**Given task:**
Retype every entry exactly, character for character.

Records:
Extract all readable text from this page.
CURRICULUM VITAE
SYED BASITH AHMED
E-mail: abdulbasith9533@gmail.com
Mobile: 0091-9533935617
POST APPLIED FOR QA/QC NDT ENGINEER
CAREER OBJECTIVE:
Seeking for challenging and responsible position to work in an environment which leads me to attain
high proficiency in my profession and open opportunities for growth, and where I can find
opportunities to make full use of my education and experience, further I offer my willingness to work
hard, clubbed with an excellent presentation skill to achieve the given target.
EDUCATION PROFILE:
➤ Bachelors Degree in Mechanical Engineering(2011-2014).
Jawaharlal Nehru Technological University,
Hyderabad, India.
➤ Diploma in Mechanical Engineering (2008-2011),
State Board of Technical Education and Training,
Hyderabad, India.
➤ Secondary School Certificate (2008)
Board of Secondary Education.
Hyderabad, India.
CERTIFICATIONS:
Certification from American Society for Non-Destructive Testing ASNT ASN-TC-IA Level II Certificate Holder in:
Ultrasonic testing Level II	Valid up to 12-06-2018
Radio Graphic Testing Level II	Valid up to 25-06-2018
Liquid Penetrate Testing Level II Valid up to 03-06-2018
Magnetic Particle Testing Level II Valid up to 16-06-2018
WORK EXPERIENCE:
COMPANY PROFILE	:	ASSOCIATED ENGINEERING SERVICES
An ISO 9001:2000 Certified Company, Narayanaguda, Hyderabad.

**Task answer:**
Extract all readable text from this page.
CURRICULUM VITAE
SYED BASITH AHMED
E-mail: abdulbasith9533@gmail.com
Mobile: 0091-9533935617
POST APPLIED FOR QA/QC NDT ENGINEER
CAREER OBJECTIVE:
Seeking for challenging and responsible position to work in an environment which leads me to attain
high proficiency in my profession and open opportunities for growth, and where I can find
opportunities to make full use of my education and experience, further I offer my willingness to work
hard, clubbed with an excellent presentation skill to achieve the given target.
EDUCATION PROFILE:
➤ Bachelors Degree in Mechanical Engineering(2011-2014).
Jawaharlal Nehru Technological University,
Hyderabad, India.
➤ Diploma in Mechanical Engineering (2008-2011),
State Board of Technical Education and Training,
Hyderabad, India.
➤ Secondary School Certificate (2008)
Board of Secondary Education.
Hyderabad, India.
CERTIFICATIONS:
Certification from American Society for Non-Destructive Testing ASNT ASN-TC-IA Level II Certificate Holder in:
Ultrasonic testing Level II	Valid up to 12-06-2018
Radio Graphic Testing Level II	Valid up to 25-06-2018
Liquid Penetrate Testing Level II Valid up to 03-06-2018
Magnetic Particle Testing Level II Valid up to 16-06-2018
WORK EXPERIENCE:
COMPANY PROFILE	:	ASSOCIATED ENGINEERING SERVICES
An ISO 9001:2000 Certified Company, Narayanaguda, Hyderabad.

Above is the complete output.